*Raw records*.
= = = =

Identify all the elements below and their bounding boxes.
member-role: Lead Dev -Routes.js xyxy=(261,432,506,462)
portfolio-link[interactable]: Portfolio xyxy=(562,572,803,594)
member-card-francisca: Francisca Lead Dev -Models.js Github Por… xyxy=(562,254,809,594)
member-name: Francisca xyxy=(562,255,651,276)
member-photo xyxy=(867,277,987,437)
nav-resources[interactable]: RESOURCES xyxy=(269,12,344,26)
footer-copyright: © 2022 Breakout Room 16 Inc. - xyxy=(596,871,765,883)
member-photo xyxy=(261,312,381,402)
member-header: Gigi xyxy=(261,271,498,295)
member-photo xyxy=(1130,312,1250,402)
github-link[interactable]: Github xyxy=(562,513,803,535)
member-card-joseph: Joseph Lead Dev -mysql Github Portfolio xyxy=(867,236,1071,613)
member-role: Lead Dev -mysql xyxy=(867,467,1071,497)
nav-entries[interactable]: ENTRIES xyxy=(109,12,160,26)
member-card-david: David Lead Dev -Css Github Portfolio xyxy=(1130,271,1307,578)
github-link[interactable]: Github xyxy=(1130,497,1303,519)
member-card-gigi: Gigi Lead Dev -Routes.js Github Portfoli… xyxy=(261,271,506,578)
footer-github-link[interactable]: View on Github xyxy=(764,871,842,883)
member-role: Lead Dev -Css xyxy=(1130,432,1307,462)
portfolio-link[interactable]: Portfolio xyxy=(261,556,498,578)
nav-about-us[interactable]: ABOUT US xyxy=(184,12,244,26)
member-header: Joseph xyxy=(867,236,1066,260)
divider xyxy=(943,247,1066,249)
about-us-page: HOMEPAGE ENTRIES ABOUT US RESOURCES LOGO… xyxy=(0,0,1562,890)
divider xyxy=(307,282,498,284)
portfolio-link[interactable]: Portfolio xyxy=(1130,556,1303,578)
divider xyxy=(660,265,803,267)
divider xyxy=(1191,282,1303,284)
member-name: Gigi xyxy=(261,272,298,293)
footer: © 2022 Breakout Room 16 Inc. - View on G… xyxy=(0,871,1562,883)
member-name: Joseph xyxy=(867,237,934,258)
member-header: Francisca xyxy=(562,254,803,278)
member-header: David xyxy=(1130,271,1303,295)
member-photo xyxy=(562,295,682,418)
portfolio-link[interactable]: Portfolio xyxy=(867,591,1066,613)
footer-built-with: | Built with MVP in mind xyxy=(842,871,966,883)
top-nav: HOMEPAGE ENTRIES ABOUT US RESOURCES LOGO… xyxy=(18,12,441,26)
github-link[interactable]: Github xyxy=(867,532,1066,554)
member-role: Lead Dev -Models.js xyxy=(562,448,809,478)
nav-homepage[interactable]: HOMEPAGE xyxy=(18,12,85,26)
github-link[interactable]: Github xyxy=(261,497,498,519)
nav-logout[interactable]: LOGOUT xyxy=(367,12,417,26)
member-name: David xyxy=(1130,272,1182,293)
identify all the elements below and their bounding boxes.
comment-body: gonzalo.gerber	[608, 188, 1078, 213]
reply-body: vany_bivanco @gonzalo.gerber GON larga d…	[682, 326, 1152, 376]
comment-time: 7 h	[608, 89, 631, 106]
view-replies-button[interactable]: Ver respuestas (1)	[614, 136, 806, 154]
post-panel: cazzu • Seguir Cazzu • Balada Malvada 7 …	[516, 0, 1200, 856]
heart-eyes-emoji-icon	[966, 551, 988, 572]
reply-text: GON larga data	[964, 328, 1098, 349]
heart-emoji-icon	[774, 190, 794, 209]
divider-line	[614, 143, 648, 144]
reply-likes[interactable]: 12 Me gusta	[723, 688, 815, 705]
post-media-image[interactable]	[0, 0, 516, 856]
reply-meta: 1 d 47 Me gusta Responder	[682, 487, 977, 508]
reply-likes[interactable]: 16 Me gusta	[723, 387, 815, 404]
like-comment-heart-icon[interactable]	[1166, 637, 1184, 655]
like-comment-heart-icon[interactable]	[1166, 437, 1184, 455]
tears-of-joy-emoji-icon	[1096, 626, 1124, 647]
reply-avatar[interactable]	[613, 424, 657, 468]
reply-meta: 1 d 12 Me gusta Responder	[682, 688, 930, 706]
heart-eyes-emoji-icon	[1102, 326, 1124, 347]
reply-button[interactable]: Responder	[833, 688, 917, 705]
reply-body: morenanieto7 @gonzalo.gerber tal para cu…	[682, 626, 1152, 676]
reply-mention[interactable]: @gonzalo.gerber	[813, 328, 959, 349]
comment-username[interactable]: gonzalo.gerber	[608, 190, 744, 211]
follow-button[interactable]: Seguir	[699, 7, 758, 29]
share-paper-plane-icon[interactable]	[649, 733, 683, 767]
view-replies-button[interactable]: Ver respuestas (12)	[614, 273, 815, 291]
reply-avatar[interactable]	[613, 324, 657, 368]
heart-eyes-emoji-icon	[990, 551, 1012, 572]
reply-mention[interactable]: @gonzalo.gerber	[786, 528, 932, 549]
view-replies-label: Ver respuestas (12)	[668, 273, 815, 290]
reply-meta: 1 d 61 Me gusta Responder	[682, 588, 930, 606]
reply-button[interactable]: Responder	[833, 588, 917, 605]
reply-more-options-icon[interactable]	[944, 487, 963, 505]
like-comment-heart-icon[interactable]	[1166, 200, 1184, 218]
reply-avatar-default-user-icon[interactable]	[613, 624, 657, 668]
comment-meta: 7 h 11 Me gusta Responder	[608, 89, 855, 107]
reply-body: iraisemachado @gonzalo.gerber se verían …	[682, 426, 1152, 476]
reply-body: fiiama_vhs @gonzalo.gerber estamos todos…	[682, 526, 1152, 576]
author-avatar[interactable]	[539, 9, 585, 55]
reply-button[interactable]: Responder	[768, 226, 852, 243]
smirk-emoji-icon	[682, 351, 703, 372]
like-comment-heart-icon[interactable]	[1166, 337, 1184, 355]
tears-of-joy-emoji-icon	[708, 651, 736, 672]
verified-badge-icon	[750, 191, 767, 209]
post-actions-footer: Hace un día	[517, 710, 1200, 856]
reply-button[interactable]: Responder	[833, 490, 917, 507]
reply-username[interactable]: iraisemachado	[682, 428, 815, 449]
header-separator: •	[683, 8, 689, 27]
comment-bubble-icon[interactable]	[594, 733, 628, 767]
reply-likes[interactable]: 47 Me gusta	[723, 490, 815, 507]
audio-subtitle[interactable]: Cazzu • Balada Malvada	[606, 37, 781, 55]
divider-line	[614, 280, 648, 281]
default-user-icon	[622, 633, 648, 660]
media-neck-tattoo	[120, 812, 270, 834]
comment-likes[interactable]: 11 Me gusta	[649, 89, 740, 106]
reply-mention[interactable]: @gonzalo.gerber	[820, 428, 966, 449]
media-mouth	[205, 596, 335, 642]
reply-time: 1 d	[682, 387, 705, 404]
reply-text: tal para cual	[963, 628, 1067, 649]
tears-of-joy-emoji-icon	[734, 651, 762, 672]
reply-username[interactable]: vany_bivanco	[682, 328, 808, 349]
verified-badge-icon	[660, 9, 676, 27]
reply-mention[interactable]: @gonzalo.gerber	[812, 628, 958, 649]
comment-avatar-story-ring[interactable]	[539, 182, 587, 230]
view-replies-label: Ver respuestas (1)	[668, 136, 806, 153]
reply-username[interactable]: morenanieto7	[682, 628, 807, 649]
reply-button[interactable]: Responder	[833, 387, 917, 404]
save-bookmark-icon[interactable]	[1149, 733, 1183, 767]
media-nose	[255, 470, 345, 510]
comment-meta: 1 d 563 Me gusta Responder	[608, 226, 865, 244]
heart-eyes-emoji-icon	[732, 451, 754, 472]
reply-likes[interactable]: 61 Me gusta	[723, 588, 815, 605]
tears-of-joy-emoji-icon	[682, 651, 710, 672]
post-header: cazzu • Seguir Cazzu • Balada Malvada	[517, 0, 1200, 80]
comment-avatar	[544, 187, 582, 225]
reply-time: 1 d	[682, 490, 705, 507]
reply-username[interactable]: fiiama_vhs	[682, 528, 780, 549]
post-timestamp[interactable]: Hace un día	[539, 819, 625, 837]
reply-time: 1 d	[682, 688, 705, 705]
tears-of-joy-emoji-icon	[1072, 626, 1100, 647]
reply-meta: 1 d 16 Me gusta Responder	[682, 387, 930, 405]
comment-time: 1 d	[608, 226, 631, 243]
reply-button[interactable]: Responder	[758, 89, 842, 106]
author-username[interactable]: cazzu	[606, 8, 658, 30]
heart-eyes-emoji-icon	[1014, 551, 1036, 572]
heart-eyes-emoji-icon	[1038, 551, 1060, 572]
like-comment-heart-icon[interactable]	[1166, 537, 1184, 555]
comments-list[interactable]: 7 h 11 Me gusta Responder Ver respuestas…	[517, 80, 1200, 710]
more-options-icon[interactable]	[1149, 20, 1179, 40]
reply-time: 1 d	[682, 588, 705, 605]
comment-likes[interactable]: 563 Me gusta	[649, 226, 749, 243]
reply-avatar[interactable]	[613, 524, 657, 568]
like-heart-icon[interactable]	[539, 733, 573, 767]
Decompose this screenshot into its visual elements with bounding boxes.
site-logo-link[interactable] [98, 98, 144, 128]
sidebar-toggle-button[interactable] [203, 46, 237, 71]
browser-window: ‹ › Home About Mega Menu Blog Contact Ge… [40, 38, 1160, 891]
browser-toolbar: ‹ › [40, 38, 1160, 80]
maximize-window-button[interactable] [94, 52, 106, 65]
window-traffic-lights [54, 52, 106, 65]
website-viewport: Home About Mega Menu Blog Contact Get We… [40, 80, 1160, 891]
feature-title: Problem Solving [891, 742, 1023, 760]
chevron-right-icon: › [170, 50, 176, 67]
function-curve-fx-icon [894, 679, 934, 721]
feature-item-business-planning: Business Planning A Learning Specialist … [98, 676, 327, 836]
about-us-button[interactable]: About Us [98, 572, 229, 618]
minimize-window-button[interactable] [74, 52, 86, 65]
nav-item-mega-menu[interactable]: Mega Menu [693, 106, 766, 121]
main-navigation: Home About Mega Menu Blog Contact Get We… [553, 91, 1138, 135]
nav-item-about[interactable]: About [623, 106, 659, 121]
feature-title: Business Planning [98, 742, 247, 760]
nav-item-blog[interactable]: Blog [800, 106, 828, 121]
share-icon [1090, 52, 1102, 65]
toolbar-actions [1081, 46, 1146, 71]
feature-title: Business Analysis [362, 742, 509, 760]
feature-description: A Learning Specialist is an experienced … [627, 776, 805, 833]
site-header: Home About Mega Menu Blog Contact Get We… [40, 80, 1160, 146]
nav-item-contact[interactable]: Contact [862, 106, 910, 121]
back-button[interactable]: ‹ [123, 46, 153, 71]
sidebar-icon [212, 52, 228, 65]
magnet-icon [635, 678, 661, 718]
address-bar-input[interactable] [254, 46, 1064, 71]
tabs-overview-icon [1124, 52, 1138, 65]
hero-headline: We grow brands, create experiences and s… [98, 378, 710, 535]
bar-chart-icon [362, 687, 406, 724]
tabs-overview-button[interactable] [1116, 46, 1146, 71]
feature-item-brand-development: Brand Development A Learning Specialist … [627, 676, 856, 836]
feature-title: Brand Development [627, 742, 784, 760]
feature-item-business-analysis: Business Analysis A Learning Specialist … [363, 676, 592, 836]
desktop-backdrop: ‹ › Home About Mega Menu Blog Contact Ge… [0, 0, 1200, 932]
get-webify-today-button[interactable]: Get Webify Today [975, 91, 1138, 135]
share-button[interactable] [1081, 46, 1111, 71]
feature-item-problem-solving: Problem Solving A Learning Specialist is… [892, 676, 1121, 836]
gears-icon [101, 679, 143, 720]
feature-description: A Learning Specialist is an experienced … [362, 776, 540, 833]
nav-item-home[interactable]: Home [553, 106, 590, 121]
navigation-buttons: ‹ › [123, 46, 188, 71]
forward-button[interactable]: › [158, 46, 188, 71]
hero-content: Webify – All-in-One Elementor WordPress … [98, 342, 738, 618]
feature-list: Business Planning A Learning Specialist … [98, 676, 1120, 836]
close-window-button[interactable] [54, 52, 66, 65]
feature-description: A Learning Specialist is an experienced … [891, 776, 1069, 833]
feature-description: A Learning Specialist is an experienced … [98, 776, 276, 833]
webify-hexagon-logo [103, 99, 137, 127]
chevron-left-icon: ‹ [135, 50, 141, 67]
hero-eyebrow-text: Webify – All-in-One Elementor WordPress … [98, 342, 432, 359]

= = = =

*To be done*. Set out the lines above as a numbered list, from the first line through the line holding "member-photo xyxy=(261,312,381,402)", both included, and omit any blank lines.

*Written reply*.
1. Identify all the elements below and their bounding boxes.
2. member-role: Lead Dev -Routes.js xyxy=(261,432,506,462)
3. portfolio-link[interactable]: Portfolio xyxy=(562,572,803,594)
4. member-card-francisca: Francisca Lead Dev -Models.js Github Por… xyxy=(562,254,809,594)
5. member-name: Francisca xyxy=(562,255,651,276)
6. member-photo xyxy=(867,277,987,437)
7. nav-resources[interactable]: RESOURCES xyxy=(269,12,344,26)
8. footer-copyright: © 2022 Breakout Room 16 Inc. - xyxy=(596,871,765,883)
9. member-photo xyxy=(261,312,381,402)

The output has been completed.